Exercise materials

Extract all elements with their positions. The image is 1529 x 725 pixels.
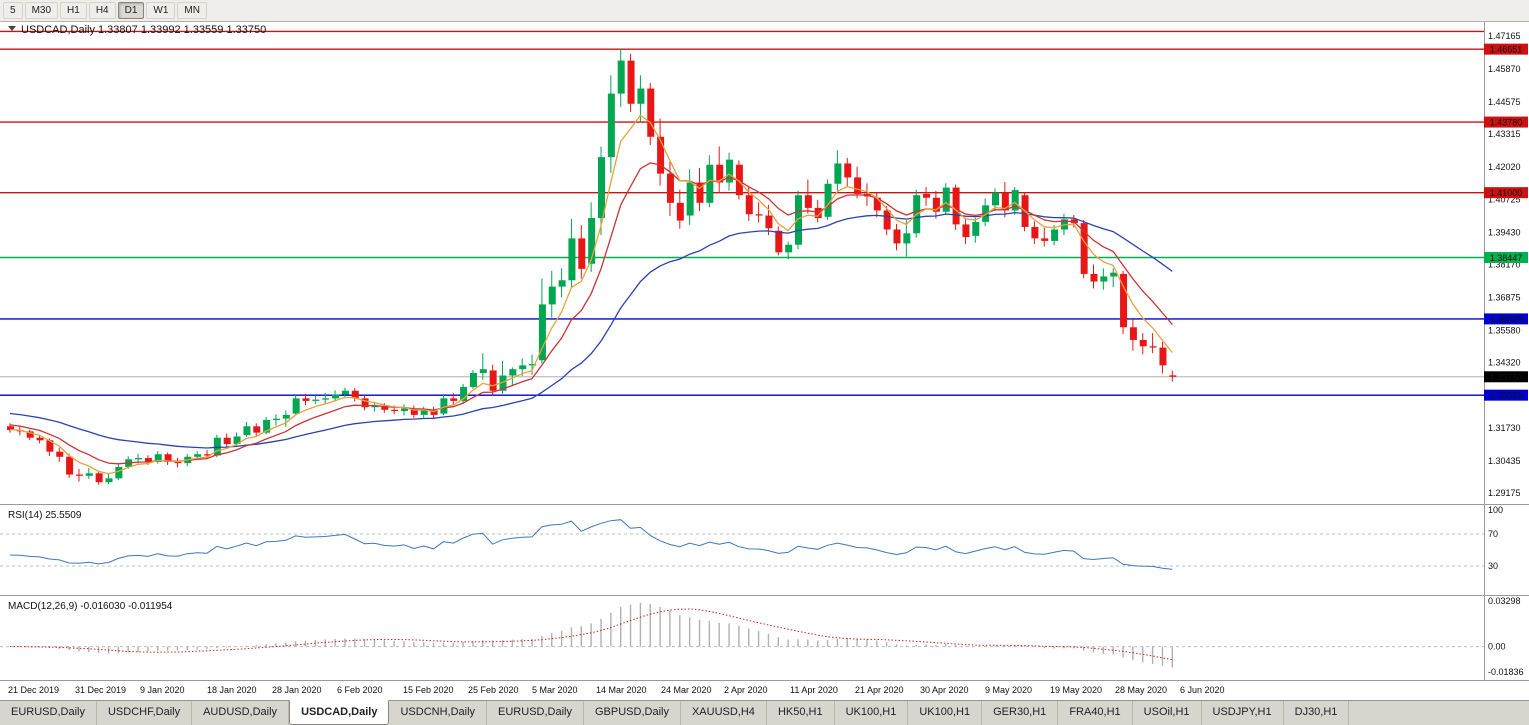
svg-text:-0.01836: -0.01836 [1488, 667, 1524, 677]
symbol-tab-HK50-H1[interactable]: HK50,H1 [767, 701, 835, 725]
symbol-tab-USDCAD-Daily[interactable]: USDCAD,Daily [289, 700, 390, 725]
price-axis-tick: 1.31730 [1488, 423, 1521, 433]
macd-label: MACD(12,26,9) -0.016030 -0.011954 [8, 601, 173, 612]
svg-text:1.46651: 1.46651 [1490, 45, 1523, 55]
symbol-dropdown-icon[interactable] [8, 26, 16, 31]
horizontal-price-lines [0, 30, 1484, 396]
price-axis-tick: 1.43315 [1488, 129, 1521, 139]
timeframe-button-M30[interactable]: M30 [24, 2, 59, 19]
date-axis-label: 18 Jan 2020 [207, 685, 257, 695]
svg-text:0.03298: 0.03298 [1488, 596, 1521, 606]
price-axis-tick: 1.34320 [1488, 357, 1521, 367]
svg-text:1.41000: 1.41000 [1490, 188, 1523, 198]
price-badge: 1.36029 [1484, 313, 1528, 325]
price-axis-tick: 1.47165 [1488, 31, 1521, 41]
date-axis-label: 30 Apr 2020 [920, 685, 969, 695]
price-axis-tick: 1.40725 [1488, 195, 1521, 205]
price-axis-tick: 1.39430 [1488, 228, 1521, 238]
price-badge: 1.46651 [1484, 43, 1528, 55]
date-axis-label: 9 May 2020 [985, 685, 1032, 695]
price-axis-tick: 1.45870 [1488, 64, 1521, 74]
chart-tabs-bar: EURUSD,Daily USDCHF,Daily AUDUSD,Daily USDC… [0, 700, 1529, 725]
timeframe-button-W1[interactable]: W1 [146, 2, 176, 19]
date-axis-label: 6 Feb 2020 [337, 685, 383, 695]
date-axis-label: 28 Jan 2020 [272, 685, 322, 695]
svg-text:1.43780: 1.43780 [1490, 118, 1523, 128]
date-axis-label: 28 May 2020 [1115, 685, 1167, 695]
macd-panel: 0.03298 0.00 -0.01836 MACD(12,26,9) -0.0160… [0, 596, 1524, 677]
date-axis-label: 11 Apr 2020 [790, 685, 838, 695]
symbol-tab-GER30-H1[interactable]: GER30,H1 [982, 701, 1059, 725]
svg-text:100: 100 [1488, 505, 1503, 515]
symbol-tab-FRA40-H1[interactable]: FRA40,H1 [1058, 701, 1133, 725]
svg-text:70: 70 [1488, 529, 1498, 539]
symbol-tab-DJ30-H1[interactable]: DJ30,H1 [1284, 701, 1350, 725]
date-axis-label: 6 Jun 2020 [1180, 685, 1225, 695]
date-axis-label: 21 Apr 2020 [855, 685, 904, 695]
symbol-tab-GBPUSD-Daily[interactable]: GBPUSD,Daily [584, 701, 681, 725]
svg-text:1.38447: 1.38447 [1490, 253, 1523, 263]
price-axis-tick: 1.30435 [1488, 456, 1521, 466]
symbol-tab-USOil-H1[interactable]: USOil,H1 [1133, 701, 1202, 725]
date-axis-label: 9 Jan 2020 [140, 685, 185, 695]
symbol-tab-UK100-H1[interactable]: UK100,H1 [835, 701, 909, 725]
price-axis-tick: 1.42020 [1488, 162, 1521, 172]
rsi-label: RSI(14) 25.5509 [8, 510, 82, 521]
symbol-tab-XAUUSD-H4[interactable]: XAUUSD,H4 [681, 701, 767, 725]
svg-text:1.33026: 1.33026 [1490, 391, 1523, 401]
price-badge: 1.43780 [1484, 116, 1528, 128]
price-badge: 1.33026 [1484, 389, 1528, 401]
svg-text:1.33750: 1.33750 [1490, 372, 1523, 382]
symbol-tab-UK100-H1[interactable]: UK100,H1 [908, 701, 983, 725]
symbol-tab-EURUSD-Daily[interactable]: EURUSD,Daily [0, 701, 97, 725]
symbol-tab-USDCNH-Daily[interactable]: USDCNH,Daily [389, 701, 488, 725]
date-axis-label: 5 Mar 2020 [532, 685, 578, 695]
slow-ma-line [9, 211, 1173, 449]
date-axis-label: 31 Dec 2019 [75, 685, 126, 695]
timeframe-button-MN[interactable]: MN [177, 2, 207, 19]
date-axis-label: 21 Dec 2019 [8, 685, 59, 695]
date-axis-label: 19 May 2020 [1050, 685, 1102, 695]
panel-separators [0, 22, 1529, 681]
svg-text:1.36029: 1.36029 [1490, 314, 1523, 324]
timeframe-button-H4[interactable]: H4 [88, 2, 116, 19]
date-axis: 21 Dec 2019 31 Dec 2019 9 Jan 2020 18 Jan 2… [8, 685, 1225, 695]
timeframe-button-D1[interactable]: D1 [117, 2, 145, 19]
timeframe-button-H1[interactable]: H1 [60, 2, 87, 19]
fast-ma-line [9, 114, 1173, 475]
price-badge: 1.41000 [1484, 187, 1528, 199]
rsi-line [9, 519, 1173, 570]
date-axis-label: 14 Mar 2020 [596, 685, 647, 695]
price-axis-tick: 1.44575 [1488, 97, 1521, 107]
candlestick-series [7, 48, 1177, 485]
price-axis-tick: 1.36875 [1488, 292, 1521, 302]
timeframe-button-5[interactable]: 5 [3, 2, 23, 19]
date-axis-label: 25 Feb 2020 [468, 685, 519, 695]
macd-signal-line [10, 608, 1173, 661]
svg-text:0.00: 0.00 [1488, 642, 1506, 652]
timeframe-toolbar: 5 M30 H1 H4 D1 W1 MN [0, 0, 1529, 22]
symbol-tab-USDCHF-Daily[interactable]: USDCHF,Daily [97, 701, 193, 725]
symbol-tab-EURUSD-Daily[interactable]: EURUSD,Daily [487, 701, 584, 725]
date-axis-label: 24 Mar 2020 [661, 685, 712, 695]
medium-ma-line [9, 162, 1173, 465]
price-badge: 1.38447 [1484, 251, 1528, 263]
moving-average-lines [9, 114, 1173, 475]
date-axis-label: 15 Feb 2020 [403, 685, 454, 695]
price-axis-tick: 1.35580 [1488, 325, 1521, 335]
price-axis-tick: 1.29175 [1488, 488, 1521, 498]
chart-ohlc-title: USDCAD,Daily 1.33807 1.33992 1.33559 1.3… [21, 24, 266, 36]
date-axis-label: 2 Apr 2020 [724, 685, 768, 695]
symbol-tab-AUDUSD-Daily[interactable]: AUDUSD,Daily [192, 701, 290, 725]
price-badge: 1.33750 [1484, 371, 1528, 383]
symbol-tab-USDJPY-H1[interactable]: USDJPY,H1 [1202, 701, 1284, 725]
price-axis: 1.47165 1.45870 1.44575 1.43315 1.42020 1.407… [1484, 31, 1528, 498]
price-axis-tick: 1.38170 [1488, 260, 1521, 270]
svg-text:30: 30 [1488, 561, 1498, 571]
rsi-panel: 100 70 30 RSI(14) 25.5509 [0, 505, 1503, 571]
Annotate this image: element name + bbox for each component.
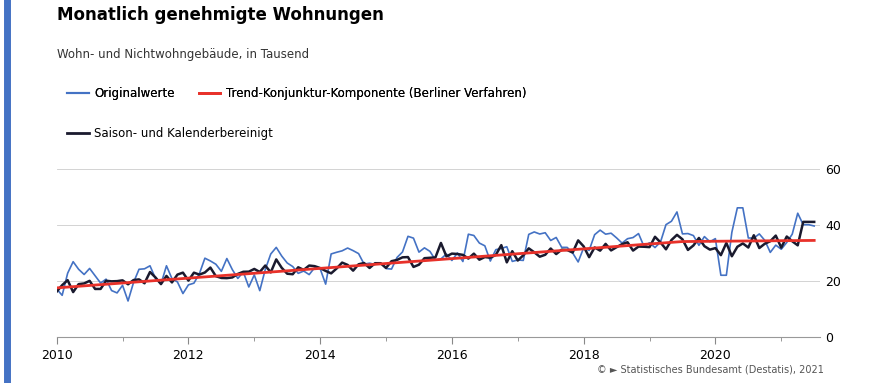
Legend: Saison- und Kalenderbereinigt: Saison- und Kalenderbereinigt (63, 123, 278, 145)
Text: Wohn- und Nichtwohngebäude, in Tausend: Wohn- und Nichtwohngebäude, in Tausend (57, 48, 309, 61)
Text: Monatlich genehmigte Wohnungen: Monatlich genehmigte Wohnungen (57, 6, 384, 24)
Legend: Originalwerte, Trend-Konjunktur-Komponente (Berliner Verfahren): Originalwerte, Trend-Konjunktur-Komponen… (63, 82, 531, 105)
Text: © ► Statistisches Bundesamt (Destatis), 2021: © ► Statistisches Bundesamt (Destatis), … (597, 365, 824, 375)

Stated goal
Rename "price-axis-tick" to "price-scale-tick" everywhere in the material above, and reproduce all of its lines otherwise unchanged. Leave the pictures out.

Finished answer
Extract all elements with their positions. The image is 1529 x 725 pixels.
svg-text:-0.01836: -0.01836 [1488, 667, 1524, 677]
symbol-tab-HK50-H1[interactable]: HK50,H1 [767, 701, 835, 725]
symbol-tab-USDCAD-Daily[interactable]: USDCAD,Daily [289, 700, 390, 725]
price-scale-tick: 1.31730 [1488, 423, 1521, 433]
macd-label: MACD(12,26,9) -0.016030 -0.011954 [8, 601, 173, 612]
svg-text:1.46651: 1.46651 [1490, 45, 1523, 55]
symbol-dropdown-icon[interactable] [8, 26, 16, 31]
horizontal-price-lines [0, 30, 1484, 396]
price-scale-tick: 1.43315 [1488, 129, 1521, 139]
timeframe-button-M30[interactable]: M30 [24, 2, 59, 19]
date-axis-label: 18 Jan 2020 [207, 685, 257, 695]
svg-text:0.03298: 0.03298 [1488, 596, 1521, 606]
price-scale-tick: 1.34320 [1488, 357, 1521, 367]
svg-text:1.41000: 1.41000 [1490, 188, 1523, 198]
price-badge: 1.36029 [1484, 313, 1528, 325]
price-scale-tick: 1.47165 [1488, 31, 1521, 41]
date-axis-label: 30 Apr 2020 [920, 685, 969, 695]
price-scale-tick: 1.40725 [1488, 195, 1521, 205]
price-scale-tick: 1.39430 [1488, 228, 1521, 238]
price-badge: 1.46651 [1484, 43, 1528, 55]
date-axis-label: 9 May 2020 [985, 685, 1032, 695]
price-scale-tick: 1.45870 [1488, 64, 1521, 74]
chart-tabs-bar: EURUSD,Daily USDCHF,Daily AUDUSD,Daily USDC… [0, 700, 1529, 725]
timeframe-button-W1[interactable]: W1 [146, 2, 176, 19]
date-axis-label: 6 Feb 2020 [337, 685, 383, 695]
date-axis-label: 28 Jan 2020 [272, 685, 322, 695]
svg-text:1.43780: 1.43780 [1490, 118, 1523, 128]
date-axis-label: 28 May 2020 [1115, 685, 1167, 695]
macd-panel: 0.03298 0.00 -0.01836 MACD(12,26,9) -0.0160… [0, 596, 1524, 677]
date-axis-label: 11 Apr 2020 [790, 685, 838, 695]
symbol-tab-GER30-H1[interactable]: GER30,H1 [982, 701, 1059, 725]
svg-text:100: 100 [1488, 505, 1503, 515]
symbol-tab-FRA40-H1[interactable]: FRA40,H1 [1058, 701, 1133, 725]
svg-text:70: 70 [1488, 529, 1498, 539]
symbol-tab-DJ30-H1[interactable]: DJ30,H1 [1284, 701, 1350, 725]
date-axis-label: 6 Jun 2020 [1180, 685, 1225, 695]
date-axis-label: 21 Apr 2020 [855, 685, 904, 695]
symbol-tab-GBPUSD-Daily[interactable]: GBPUSD,Daily [584, 701, 681, 725]
svg-text:1.38447: 1.38447 [1490, 253, 1523, 263]
price-scale-tick: 1.30435 [1488, 456, 1521, 466]
symbol-tab-USOil-H1[interactable]: USOil,H1 [1133, 701, 1202, 725]
date-axis-label: 9 Jan 2020 [140, 685, 185, 695]
symbol-tab-UK100-H1[interactable]: UK100,H1 [835, 701, 909, 725]
price-scale-tick: 1.42020 [1488, 162, 1521, 172]
rsi-label: RSI(14) 25.5509 [8, 510, 82, 521]
symbol-tab-XAUUSD-H4[interactable]: XAUUSD,H4 [681, 701, 767, 725]
svg-text:1.33026: 1.33026 [1490, 391, 1523, 401]
price-badge: 1.43780 [1484, 116, 1528, 128]
price-badge: 1.33026 [1484, 389, 1528, 401]
svg-text:1.33750: 1.33750 [1490, 372, 1523, 382]
symbol-tab-UK100-H1[interactable]: UK100,H1 [908, 701, 983, 725]
symbol-tab-EURUSD-Daily[interactable]: EURUSD,Daily [0, 701, 97, 725]
symbol-tab-USDCNH-Daily[interactable]: USDCNH,Daily [389, 701, 488, 725]
date-axis-label: 5 Mar 2020 [532, 685, 578, 695]
slow-ma-line [9, 211, 1173, 449]
date-axis-label: 31 Dec 2019 [75, 685, 126, 695]
timeframe-button-MN[interactable]: MN [177, 2, 207, 19]
date-axis-label: 21 Dec 2019 [8, 685, 59, 695]
date-axis-label: 19 May 2020 [1050, 685, 1102, 695]
panel-separators [0, 22, 1529, 681]
svg-text:1.36029: 1.36029 [1490, 314, 1523, 324]
timeframe-button-H4[interactable]: H4 [88, 2, 116, 19]
date-axis: 21 Dec 2019 31 Dec 2019 9 Jan 2020 18 Jan 2… [8, 685, 1225, 695]
timeframe-button-D1[interactable]: D1 [117, 2, 145, 19]
timeframe-button-H1[interactable]: H1 [60, 2, 87, 19]
fast-ma-line [9, 114, 1173, 475]
price-badge: 1.41000 [1484, 187, 1528, 199]
rsi-line [9, 519, 1173, 570]
date-axis-label: 14 Mar 2020 [596, 685, 647, 695]
price-scale-tick: 1.44575 [1488, 97, 1521, 107]
candlestick-series [7, 48, 1177, 485]
price-scale-tick: 1.36875 [1488, 292, 1521, 302]
timeframe-button-5[interactable]: 5 [3, 2, 23, 19]
date-axis-label: 25 Feb 2020 [468, 685, 519, 695]
macd-signal-line [10, 608, 1173, 661]
svg-text:0.00: 0.00 [1488, 642, 1506, 652]
timeframe-toolbar: 5 M30 H1 H4 D1 W1 MN [0, 0, 1529, 22]
symbol-tab-USDCHF-Daily[interactable]: USDCHF,Daily [97, 701, 193, 725]
symbol-tab-EURUSD-Daily[interactable]: EURUSD,Daily [487, 701, 584, 725]
date-axis-label: 24 Mar 2020 [661, 685, 712, 695]
medium-ma-line [9, 162, 1173, 465]
price-badge: 1.38447 [1484, 251, 1528, 263]
moving-average-lines [9, 114, 1173, 475]
date-axis-label: 15 Feb 2020 [403, 685, 454, 695]
price-scale-tick: 1.35580 [1488, 325, 1521, 335]
price-scale-tick: 1.29175 [1488, 488, 1521, 498]
chart-ohlc-title: USDCAD,Daily 1.33807 1.33992 1.33559 1.3… [21, 24, 266, 36]
date-axis-label: 2 Apr 2020 [724, 685, 768, 695]
symbol-tab-AUDUSD-Daily[interactable]: AUDUSD,Daily [192, 701, 290, 725]
price-badge: 1.33750 [1484, 371, 1528, 383]
symbol-tab-USDJPY-H1[interactable]: USDJPY,H1 [1202, 701, 1284, 725]
price-axis: 1.47165 1.45870 1.44575 1.43315 1.42020 1.407… [1484, 31, 1528, 498]
price-scale-tick: 1.38170 [1488, 260, 1521, 270]
svg-text:30: 30 [1488, 561, 1498, 571]
rsi-panel: 100 70 30 RSI(14) 25.5509 [0, 505, 1503, 571]
Annotate this image: element name + bbox for each component.
Legend: Saison- und Kalenderbereinigt: Saison- und Kalenderbereinigt (63, 123, 278, 145)
Text: Wohn- und Nichtwohngebäude, in Tausend: Wohn- und Nichtwohngebäude, in Tausend (57, 48, 309, 61)
Text: Monatlich genehmigte Wohnungen: Monatlich genehmigte Wohnungen (57, 6, 384, 24)
Legend: Originalwerte, Trend-Konjunktur-Komponente (Berliner Verfahren): Originalwerte, Trend-Konjunktur-Komponen… (63, 82, 531, 105)
Text: © ► Statistisches Bundesamt (Destatis), 2021: © ► Statistisches Bundesamt (Destatis), … (597, 365, 824, 375)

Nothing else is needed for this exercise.